INPUT DATA:

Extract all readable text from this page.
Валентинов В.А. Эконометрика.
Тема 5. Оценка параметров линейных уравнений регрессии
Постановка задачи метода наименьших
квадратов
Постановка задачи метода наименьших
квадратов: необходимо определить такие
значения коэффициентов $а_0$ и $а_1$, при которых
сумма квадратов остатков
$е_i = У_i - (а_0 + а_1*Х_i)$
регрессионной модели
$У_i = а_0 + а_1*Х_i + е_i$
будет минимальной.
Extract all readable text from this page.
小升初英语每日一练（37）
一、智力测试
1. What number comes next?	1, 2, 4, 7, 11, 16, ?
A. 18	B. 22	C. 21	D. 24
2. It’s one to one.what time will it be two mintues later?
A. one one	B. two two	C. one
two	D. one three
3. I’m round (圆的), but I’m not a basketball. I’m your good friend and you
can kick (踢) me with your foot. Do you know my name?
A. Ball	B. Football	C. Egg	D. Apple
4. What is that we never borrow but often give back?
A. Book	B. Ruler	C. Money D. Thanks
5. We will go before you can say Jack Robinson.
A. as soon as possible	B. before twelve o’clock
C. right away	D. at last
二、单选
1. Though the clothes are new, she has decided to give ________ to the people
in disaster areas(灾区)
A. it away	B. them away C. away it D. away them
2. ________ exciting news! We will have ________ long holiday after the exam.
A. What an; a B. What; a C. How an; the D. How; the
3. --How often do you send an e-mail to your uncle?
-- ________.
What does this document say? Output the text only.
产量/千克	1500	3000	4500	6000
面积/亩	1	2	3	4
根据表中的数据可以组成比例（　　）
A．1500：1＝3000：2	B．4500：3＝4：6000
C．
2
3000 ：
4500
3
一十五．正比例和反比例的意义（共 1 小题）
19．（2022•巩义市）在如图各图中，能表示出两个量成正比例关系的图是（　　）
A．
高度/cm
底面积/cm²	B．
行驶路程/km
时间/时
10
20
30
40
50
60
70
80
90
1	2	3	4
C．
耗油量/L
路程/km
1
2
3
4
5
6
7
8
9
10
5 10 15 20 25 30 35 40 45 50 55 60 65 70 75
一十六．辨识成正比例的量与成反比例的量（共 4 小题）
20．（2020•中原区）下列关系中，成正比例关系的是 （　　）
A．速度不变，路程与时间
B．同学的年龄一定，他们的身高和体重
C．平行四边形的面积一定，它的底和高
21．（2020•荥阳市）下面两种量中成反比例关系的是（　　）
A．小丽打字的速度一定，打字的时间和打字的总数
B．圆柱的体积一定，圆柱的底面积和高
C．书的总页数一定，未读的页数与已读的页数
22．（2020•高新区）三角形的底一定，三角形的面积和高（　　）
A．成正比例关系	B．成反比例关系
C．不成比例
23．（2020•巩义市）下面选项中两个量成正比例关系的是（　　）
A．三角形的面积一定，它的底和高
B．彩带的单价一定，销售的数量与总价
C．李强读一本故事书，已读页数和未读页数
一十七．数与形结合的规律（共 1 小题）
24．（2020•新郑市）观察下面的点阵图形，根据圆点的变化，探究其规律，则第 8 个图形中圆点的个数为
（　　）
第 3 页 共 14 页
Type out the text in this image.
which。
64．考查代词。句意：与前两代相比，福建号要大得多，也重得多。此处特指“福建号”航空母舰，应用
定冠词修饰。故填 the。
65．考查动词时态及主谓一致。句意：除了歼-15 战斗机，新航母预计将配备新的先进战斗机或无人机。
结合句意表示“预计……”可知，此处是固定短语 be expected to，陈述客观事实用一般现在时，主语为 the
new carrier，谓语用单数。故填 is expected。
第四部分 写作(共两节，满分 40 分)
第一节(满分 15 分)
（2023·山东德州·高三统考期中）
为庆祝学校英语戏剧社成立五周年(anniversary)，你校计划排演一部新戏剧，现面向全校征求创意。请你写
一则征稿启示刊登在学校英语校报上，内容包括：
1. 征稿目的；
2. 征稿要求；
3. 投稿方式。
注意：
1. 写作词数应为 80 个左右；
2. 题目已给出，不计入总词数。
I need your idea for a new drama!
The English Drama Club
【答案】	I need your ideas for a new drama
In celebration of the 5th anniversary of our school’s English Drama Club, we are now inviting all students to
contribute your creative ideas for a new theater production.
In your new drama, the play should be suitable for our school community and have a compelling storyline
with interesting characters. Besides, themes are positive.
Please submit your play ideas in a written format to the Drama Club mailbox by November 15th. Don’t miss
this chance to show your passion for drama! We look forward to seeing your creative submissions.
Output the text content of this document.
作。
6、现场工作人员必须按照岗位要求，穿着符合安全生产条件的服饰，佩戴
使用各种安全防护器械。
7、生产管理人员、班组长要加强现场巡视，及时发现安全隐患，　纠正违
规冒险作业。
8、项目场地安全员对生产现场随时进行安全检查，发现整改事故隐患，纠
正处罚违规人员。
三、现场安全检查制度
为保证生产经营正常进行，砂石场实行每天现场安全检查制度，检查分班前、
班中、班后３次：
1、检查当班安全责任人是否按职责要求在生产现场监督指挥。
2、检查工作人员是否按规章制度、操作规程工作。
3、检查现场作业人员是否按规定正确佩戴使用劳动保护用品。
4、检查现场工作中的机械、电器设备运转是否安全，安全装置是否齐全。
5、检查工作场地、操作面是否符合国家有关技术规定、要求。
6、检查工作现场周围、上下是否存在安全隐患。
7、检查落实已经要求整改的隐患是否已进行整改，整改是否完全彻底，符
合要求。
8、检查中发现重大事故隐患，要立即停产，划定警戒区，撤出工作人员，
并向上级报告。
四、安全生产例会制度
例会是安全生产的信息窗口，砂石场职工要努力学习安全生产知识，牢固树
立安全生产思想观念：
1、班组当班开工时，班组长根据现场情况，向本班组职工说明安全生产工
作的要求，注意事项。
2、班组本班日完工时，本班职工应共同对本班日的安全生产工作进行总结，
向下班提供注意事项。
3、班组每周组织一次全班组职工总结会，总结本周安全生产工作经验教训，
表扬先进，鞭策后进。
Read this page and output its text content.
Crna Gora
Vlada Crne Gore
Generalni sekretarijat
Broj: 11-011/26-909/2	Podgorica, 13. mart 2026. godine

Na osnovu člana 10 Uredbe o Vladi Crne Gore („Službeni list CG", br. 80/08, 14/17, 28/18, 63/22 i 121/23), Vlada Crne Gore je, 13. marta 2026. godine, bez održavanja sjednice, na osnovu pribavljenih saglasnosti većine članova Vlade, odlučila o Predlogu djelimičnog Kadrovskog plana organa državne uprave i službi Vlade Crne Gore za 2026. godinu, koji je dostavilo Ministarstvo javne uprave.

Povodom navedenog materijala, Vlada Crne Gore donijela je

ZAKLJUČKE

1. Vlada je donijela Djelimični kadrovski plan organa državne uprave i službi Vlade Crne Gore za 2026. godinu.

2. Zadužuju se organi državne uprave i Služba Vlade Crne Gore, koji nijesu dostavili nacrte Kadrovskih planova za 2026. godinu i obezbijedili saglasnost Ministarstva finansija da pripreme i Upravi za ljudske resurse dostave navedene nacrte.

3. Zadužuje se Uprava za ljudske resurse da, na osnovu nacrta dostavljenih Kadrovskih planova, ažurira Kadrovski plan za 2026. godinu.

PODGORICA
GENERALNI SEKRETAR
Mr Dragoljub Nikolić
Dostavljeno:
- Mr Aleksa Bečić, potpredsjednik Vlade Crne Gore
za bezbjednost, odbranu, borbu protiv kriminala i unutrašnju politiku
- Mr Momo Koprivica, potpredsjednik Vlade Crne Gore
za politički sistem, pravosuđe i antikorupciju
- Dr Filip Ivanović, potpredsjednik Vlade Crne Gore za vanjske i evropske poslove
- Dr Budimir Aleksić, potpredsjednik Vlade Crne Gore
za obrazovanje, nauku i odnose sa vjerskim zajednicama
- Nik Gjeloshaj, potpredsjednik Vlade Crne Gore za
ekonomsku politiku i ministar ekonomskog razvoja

TASK PROMPT: Return every entry verbatim.

ANSWER TO THE EXERCISE:
Extract all readable text from this page.
Валентинов В.А. Эконометрика.
Тема 5. Оценка параметров линейных уравнений регрессии
Постановка задачи метода наименьших
квадратов
Постановка задачи метода наименьших
квадратов: необходимо определить такие
значения коэффициентов $а_0$ и $а_1$, при которых
сумма квадратов остатков
$е_i = У_i - (а_0 + а_1*Х_i)$
регрессионной модели
$У_i = а_0 + а_1*Х_i + е_i$
будет минимальной.
Extract all readable text from this page.
小升初英语每日一练（37）
一、智力测试
1. What number comes next?	1, 2, 4, 7, 11, 16, ?
A. 18	B. 22	C. 21	D. 24
2. It’s one to one.what time will it be two mintues later?
A. one one	B. two two	C. one
two	D. one three
3. I’m round (圆的), but I’m not a basketball. I’m your good friend and you
can kick (踢) me with your foot. Do you know my name?
A. Ball	B. Football	C. Egg	D. Apple
4. What is that we never borrow but often give back?
A. Book	B. Ruler	C. Money D. Thanks
5. We will go before you can say Jack Robinson.
A. as soon as possible	B. before twelve o’clock
C. right away	D. at last
二、单选
1. Though the clothes are new, she has decided to give ________ to the people
in disaster areas(灾区)
A. it away	B. them away C. away it D. away them
2. ________ exciting news! We will have ________ long holiday after the exam.
A. What an; a B. What; a C. How an; the D. How; the
3. --How often do you send an e-mail to your uncle?
-- ________.
What does this document say? Output the text only.
产量/千克	1500	3000	4500	6000
面积/亩	1	2	3	4
根据表中的数据可以组成比例（　　）
A．1500：1＝3000：2	B．4500：3＝4：6000
C．
2
3000 ：
4500
3
一十五．正比例和反比例的意义（共 1 小题）
19．（2022•巩义市）在如图各图中，能表示出两个量成正比例关系的图是（　　）
A．
高度/cm
底面积/cm²	B．
行驶路程/km
时间/时
10
20
30
40
50
60
70
80
90
1	2	3	4
C．
耗油量/L
路程/km
1
2
3
4
5
6
7
8
9
10
5 10 15 20 25 30 35 40 45 50 55 60 65 70 75
一十六．辨识成正比例的量与成反比例的量（共 4 小题）
20．（2020•中原区）下列关系中，成正比例关系的是 （　　）
A．速度不变，路程与时间
B．同学的年龄一定，他们的身高和体重
C．平行四边形的面积一定，它的底和高
21．（2020•荥阳市）下面两种量中成反比例关系的是（　　）
A．小丽打字的速度一定，打字的时间和打字的总数
B．圆柱的体积一定，圆柱的底面积和高
C．书的总页数一定，未读的页数与已读的页数
22．（2020•高新区）三角形的底一定，三角形的面积和高（　　）
A．成正比例关系	B．成反比例关系
C．不成比例
23．（2020•巩义市）下面选项中两个量成正比例关系的是（　　）
A．三角形的面积一定，它的底和高
B．彩带的单价一定，销售的数量与总价
C．李强读一本故事书，已读页数和未读页数
一十七．数与形结合的规律（共 1 小题）
24．（2020•新郑市）观察下面的点阵图形，根据圆点的变化，探究其规律，则第 8 个图形中圆点的个数为
（　　）
第 3 页 共 14 页
Type out the text in this image.
which。
64．考查代词。句意：与前两代相比，福建号要大得多，也重得多。此处特指“福建号”航空母舰，应用
定冠词修饰。故填 the。
65．考查动词时态及主谓一致。句意：除了歼-15 战斗机，新航母预计将配备新的先进战斗机或无人机。
结合句意表示“预计……”可知，此处是固定短语 be expected to，陈述客观事实用一般现在时，主语为 the
new carrier，谓语用单数。故填 is expected。
第四部分 写作(共两节，满分 40 分)
第一节(满分 15 分)
（2023·山东德州·高三统考期中）
为庆祝学校英语戏剧社成立五周年(anniversary)，你校计划排演一部新戏剧，现面向全校征求创意。请你写
一则征稿启示刊登在学校英语校报上，内容包括：
1. 征稿目的；
2. 征稿要求；
3. 投稿方式。
注意：
1. 写作词数应为 80 个左右；
2. 题目已给出，不计入总词数。
I need your idea for a new drama!
The English Drama Club
【答案】	I need your ideas for a new drama
In celebration of the 5th anniversary of our school’s English Drama Club, we are now inviting all students to
contribute your creative ideas for a new theater production.
In your new drama, the play should be suitable for our school community and have a compelling storyline
with interesting characters. Besides, themes are positive.
Please submit your play ideas in a written format to the Drama Club mailbox by November 15th. Don’t miss
this chance to show your passion for drama! We look forward to seeing your creative submissions.
Output the text content of this document.
作。
6、现场工作人员必须按照岗位要求，穿着符合安全生产条件的服饰，佩戴
使用各种安全防护器械。
7、生产管理人员、班组长要加强现场巡视，及时发现安全隐患，　纠正违
规冒险作业。
8、项目场地安全员对生产现场随时进行安全检查，发现整改事故隐患，纠
正处罚违规人员。
三、现场安全检查制度
为保证生产经营正常进行，砂石场实行每天现场安全检查制度，检查分班前、
班中、班后３次：
1、检查当班安全责任人是否按职责要求在生产现场监督指挥。
2、检查工作人员是否按规章制度、操作规程工作。
3、检查现场作业人员是否按规定正确佩戴使用劳动保护用品。
4、检查现场工作中的机械、电器设备运转是否安全，安全装置是否齐全。
5、检查工作场地、操作面是否符合国家有关技术规定、要求。
6、检查工作现场周围、上下是否存在安全隐患。
7、检查落实已经要求整改的隐患是否已进行整改，整改是否完全彻底，符
合要求。
8、检查中发现重大事故隐患，要立即停产，划定警戒区，撤出工作人员，
并向上级报告。
四、安全生产例会制度
例会是安全生产的信息窗口，砂石场职工要努力学习安全生产知识，牢固树
立安全生产思想观念：
1、班组当班开工时，班组长根据现场情况，向本班组职工说明安全生产工
作的要求，注意事项。
2、班组本班日完工时，本班职工应共同对本班日的安全生产工作进行总结，
向下班提供注意事项。
3、班组每周组织一次全班组职工总结会，总结本周安全生产工作经验教训，
表扬先进，鞭策后进。
Read this page and output its text content.
Crna Gora
Vlada Crne Gore
Generalni sekretarijat
Broj: 11-011/26-909/2	Podgorica, 13. mart 2026. godine

Na osnovu člana 10 Uredbe o Vladi Crne Gore („Službeni list CG", br. 80/08, 14/17, 28/18, 63/22 i 121/23), Vlada Crne Gore je, 13. marta 2026. godine, bez održavanja sjednice, na osnovu pribavljenih saglasnosti većine članova Vlade, odlučila o Predlogu djelimičnog Kadrovskog plana organa državne uprave i službi Vlade Crne Gore za 2026. godinu, koji je dostavilo Ministarstvo javne uprave.

Povodom navedenog materijala, Vlada Crne Gore donijela je

ZAKLJUČKE

1. Vlada je donijela Djelimični kadrovski plan organa državne uprave i službi Vlade Crne Gore za 2026. godinu.

2. Zadužuju se organi državne uprave i Služba Vlade Crne Gore, koji nijesu dostavili nacrte Kadrovskih planova za 2026. godinu i obezbijedili saglasnost Ministarstva finansija da pripreme i Upravi za ljudske resurse dostave navedene nacrte.

3. Zadužuje se Uprava za ljudske resurse da, na osnovu nacrta dostavljenih Kadrovskih planova, ažurira Kadrovski plan za 2026. godinu.

PODGORICA
GENERALNI SEKRETAR
Mr Dragoljub Nikolić
Dostavljeno:
- Mr Aleksa Bečić, potpredsjednik Vlade Crne Gore
za bezbjednost, odbranu, borbu protiv kriminala i unutrašnju politiku
- Mr Momo Koprivica, potpredsjednik Vlade Crne Gore
za politički sistem, pravosuđe i antikorupciju
- Dr Filip Ivanović, potpredsjednik Vlade Crne Gore za vanjske i evropske poslove
- Dr Budimir Aleksić, potpredsjednik Vlade Crne Gore
za obrazovanje, nauku i odnose sa vjerskim zajednicama
- Nik Gjeloshaj, potpredsjednik Vlade Crne Gore za
ekonomsku politiku i ministar ekonomskog razvoja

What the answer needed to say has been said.